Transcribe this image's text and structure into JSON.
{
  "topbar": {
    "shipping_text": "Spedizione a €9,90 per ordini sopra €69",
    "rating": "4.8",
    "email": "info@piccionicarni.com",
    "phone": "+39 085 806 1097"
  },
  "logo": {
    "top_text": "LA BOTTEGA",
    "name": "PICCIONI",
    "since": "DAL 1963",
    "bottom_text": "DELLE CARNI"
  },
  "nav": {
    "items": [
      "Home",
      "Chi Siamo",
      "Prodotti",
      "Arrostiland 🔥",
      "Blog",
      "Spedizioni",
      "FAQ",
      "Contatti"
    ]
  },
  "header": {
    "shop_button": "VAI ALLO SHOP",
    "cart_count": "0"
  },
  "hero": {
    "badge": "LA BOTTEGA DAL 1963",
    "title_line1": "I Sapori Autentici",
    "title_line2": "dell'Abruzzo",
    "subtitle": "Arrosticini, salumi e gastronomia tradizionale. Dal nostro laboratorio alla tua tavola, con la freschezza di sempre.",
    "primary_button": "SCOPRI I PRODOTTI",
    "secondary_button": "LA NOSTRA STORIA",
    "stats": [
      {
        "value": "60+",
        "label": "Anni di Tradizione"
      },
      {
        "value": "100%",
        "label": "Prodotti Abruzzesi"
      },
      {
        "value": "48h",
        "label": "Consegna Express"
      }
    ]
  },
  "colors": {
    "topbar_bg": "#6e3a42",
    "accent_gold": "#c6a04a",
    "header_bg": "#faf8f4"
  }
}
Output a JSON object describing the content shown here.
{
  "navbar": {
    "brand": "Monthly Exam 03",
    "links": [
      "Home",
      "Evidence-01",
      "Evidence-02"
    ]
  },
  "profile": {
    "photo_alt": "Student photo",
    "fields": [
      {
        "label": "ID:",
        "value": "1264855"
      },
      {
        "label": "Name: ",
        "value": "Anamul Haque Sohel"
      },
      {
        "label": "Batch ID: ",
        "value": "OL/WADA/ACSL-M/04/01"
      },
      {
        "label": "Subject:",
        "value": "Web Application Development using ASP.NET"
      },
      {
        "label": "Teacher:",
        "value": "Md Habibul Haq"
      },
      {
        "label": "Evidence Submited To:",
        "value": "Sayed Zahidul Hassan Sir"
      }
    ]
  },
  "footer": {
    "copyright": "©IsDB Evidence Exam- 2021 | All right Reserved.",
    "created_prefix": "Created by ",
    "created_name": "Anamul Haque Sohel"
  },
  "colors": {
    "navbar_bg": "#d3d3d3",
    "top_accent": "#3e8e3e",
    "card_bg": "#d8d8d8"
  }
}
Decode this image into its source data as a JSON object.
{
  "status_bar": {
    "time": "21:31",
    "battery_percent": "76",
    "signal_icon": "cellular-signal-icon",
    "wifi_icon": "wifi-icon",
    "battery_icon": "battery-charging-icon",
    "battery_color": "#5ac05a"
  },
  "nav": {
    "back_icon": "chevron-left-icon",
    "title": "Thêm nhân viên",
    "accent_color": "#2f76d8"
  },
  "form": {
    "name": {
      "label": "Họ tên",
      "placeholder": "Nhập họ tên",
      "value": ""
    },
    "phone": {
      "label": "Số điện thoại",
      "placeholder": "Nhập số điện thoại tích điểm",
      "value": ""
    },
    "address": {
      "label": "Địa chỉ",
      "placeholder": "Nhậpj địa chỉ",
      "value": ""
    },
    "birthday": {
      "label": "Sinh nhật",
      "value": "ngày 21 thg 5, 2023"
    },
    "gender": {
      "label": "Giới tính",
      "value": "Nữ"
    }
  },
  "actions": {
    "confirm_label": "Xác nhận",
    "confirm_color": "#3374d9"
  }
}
________________________
• Problem statement:
From the data above, show each line that contains "JSON".

• Solved exercise:
Transcribe this image's text and structure into JSON.
Output a JSON object describing the content shown here.
Decode this image into its source data as a JSON object.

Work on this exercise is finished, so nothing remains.